Identify every line in the records below that contains the word "Einsatz", and copy each of those lines.

#### MATERIAL PROVIDED
..........

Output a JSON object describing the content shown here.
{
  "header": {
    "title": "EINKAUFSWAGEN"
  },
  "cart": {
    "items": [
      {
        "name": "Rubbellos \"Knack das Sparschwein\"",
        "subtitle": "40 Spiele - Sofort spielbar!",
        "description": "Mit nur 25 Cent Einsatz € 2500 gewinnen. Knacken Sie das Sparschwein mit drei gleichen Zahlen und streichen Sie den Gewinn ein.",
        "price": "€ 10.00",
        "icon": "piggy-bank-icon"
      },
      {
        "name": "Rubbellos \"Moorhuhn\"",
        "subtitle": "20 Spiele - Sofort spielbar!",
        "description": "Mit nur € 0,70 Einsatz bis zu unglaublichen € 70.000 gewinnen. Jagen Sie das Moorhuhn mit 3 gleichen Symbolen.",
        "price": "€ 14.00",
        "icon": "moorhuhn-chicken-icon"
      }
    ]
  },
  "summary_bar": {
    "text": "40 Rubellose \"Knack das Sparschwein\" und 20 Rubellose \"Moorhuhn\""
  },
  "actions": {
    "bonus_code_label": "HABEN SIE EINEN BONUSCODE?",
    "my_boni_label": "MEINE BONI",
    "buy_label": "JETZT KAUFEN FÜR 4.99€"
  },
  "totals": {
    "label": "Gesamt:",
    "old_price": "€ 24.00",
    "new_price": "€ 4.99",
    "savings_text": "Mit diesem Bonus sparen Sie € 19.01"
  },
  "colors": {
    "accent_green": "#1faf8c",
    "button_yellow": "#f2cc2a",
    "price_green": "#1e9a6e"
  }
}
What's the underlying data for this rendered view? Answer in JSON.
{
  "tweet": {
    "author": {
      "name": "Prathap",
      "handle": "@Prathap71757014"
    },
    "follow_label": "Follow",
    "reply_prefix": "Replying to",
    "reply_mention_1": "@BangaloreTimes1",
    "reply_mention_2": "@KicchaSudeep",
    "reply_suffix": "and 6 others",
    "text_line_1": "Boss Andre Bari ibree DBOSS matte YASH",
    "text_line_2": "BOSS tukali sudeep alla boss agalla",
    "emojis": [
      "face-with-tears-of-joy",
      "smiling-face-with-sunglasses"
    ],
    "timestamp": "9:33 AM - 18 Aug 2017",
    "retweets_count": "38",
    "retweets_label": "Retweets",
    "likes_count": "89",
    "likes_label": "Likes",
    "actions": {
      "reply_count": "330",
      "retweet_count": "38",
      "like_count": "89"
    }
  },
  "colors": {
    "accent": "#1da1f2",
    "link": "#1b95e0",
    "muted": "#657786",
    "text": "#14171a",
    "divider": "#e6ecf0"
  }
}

..........

#### FULL RESPONSE
        "description": "Mit nur 25 Cent Einsatz € 2500 gewinnen. Knacken Sie das Sparschwein mit drei gleichen Zahlen und streichen Sie den Gewinn ein.",
        "description": "Mit nur € 0,70 Einsatz bis zu unglaublichen € 70.000 gewinnen. Jagen Sie das Moorhuhn mit 3 gleichen Symbolen.",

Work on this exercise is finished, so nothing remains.